# [WHAT YOU HAVE TO DO]
Reproduce the line that holds "What's the underlying" together with all the lines after it up to the end of the entries.

# [MATERIAL FOR THE TASK]
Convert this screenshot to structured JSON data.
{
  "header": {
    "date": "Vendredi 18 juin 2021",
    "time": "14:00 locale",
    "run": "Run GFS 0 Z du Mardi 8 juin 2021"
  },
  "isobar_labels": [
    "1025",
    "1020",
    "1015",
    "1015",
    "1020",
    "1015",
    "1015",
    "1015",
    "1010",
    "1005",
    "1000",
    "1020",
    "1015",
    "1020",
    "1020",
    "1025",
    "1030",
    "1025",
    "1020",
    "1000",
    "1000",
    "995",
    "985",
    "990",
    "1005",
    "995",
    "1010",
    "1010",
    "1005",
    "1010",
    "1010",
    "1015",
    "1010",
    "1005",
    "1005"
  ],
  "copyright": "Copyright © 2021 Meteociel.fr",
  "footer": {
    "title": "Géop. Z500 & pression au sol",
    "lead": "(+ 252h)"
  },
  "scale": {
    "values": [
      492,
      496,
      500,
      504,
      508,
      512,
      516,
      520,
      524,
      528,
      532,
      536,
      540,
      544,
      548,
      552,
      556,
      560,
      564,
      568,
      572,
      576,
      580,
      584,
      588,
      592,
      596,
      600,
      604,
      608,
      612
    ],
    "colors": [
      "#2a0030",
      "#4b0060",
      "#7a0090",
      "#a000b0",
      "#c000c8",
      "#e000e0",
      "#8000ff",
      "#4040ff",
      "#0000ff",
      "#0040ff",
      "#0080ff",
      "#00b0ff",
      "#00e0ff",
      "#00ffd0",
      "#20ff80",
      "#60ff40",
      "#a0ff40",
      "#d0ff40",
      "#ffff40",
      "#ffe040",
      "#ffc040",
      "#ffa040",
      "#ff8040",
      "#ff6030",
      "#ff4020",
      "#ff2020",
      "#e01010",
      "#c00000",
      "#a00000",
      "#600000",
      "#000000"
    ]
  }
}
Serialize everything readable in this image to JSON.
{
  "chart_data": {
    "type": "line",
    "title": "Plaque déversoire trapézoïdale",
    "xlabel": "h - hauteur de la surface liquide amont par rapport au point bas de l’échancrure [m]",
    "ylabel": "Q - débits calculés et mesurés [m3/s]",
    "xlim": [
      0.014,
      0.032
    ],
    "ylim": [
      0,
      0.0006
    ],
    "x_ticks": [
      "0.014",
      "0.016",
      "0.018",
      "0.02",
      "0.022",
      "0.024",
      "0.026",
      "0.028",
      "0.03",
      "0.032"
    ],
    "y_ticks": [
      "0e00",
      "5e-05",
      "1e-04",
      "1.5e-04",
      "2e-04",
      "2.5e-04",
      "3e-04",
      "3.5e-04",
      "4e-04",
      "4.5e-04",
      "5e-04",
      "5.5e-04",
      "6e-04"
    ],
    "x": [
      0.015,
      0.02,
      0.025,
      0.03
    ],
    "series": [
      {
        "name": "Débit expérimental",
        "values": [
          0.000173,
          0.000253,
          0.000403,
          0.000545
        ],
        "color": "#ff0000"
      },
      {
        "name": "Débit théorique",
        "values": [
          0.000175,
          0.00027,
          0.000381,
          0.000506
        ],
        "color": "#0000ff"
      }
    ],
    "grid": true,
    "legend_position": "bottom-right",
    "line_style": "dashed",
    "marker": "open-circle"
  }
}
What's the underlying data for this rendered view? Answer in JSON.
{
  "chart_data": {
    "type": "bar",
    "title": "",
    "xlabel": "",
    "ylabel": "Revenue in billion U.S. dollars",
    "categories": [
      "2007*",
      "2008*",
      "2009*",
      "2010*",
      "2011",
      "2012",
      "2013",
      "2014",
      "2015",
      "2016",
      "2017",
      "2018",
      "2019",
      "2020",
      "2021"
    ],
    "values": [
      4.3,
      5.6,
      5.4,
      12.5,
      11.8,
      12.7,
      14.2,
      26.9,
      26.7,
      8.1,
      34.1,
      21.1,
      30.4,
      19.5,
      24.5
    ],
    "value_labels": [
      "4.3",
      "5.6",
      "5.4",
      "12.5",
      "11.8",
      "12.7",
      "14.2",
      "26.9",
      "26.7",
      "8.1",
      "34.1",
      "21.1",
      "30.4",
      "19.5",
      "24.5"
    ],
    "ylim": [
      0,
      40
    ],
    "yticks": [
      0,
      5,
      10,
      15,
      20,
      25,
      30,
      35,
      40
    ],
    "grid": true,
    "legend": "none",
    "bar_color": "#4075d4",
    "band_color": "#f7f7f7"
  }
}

# [COMPLETED TASK]
What's the underlying data for this rendered view? Answer in JSON.
{
  "chart_data": {
    "type": "bar",
    "title": "",
    "xlabel": "",
    "ylabel": "Revenue in billion U.S. dollars",
    "categories": [
      "2007*",
      "2008*",
      "2009*",
      "2010*",
      "2011",
      "2012",
      "2013",
      "2014",
      "2015",
      "2016",
      "2017",
      "2018",
      "2019",
      "2020",
      "2021"
    ],
    "values": [
      4.3,
      5.6,
      5.4,
      12.5,
      11.8,
      12.7,
      14.2,
      26.9,
      26.7,
      8.1,
      34.1,
      21.1,
      30.4,
      19.5,
      24.5
    ],
    "value_labels": [
      "4.3",
      "5.6",
      "5.4",
      "12.5",
      "11.8",
      "12.7",
      "14.2",
      "26.9",
      "26.7",
      "8.1",
      "34.1",
      "21.1",
      "30.4",
      "19.5",
      "24.5"
    ],
    "ylim": [
      0,
      40
    ],
    "yticks": [
      0,
      5,
      10,
      15,
      20,
      25,
      30,
      35,
      40
    ],
    "grid": true,
    "legend": "none",
    "bar_color": "#4075d4",
    "band_color": "#f7f7f7"
  }
}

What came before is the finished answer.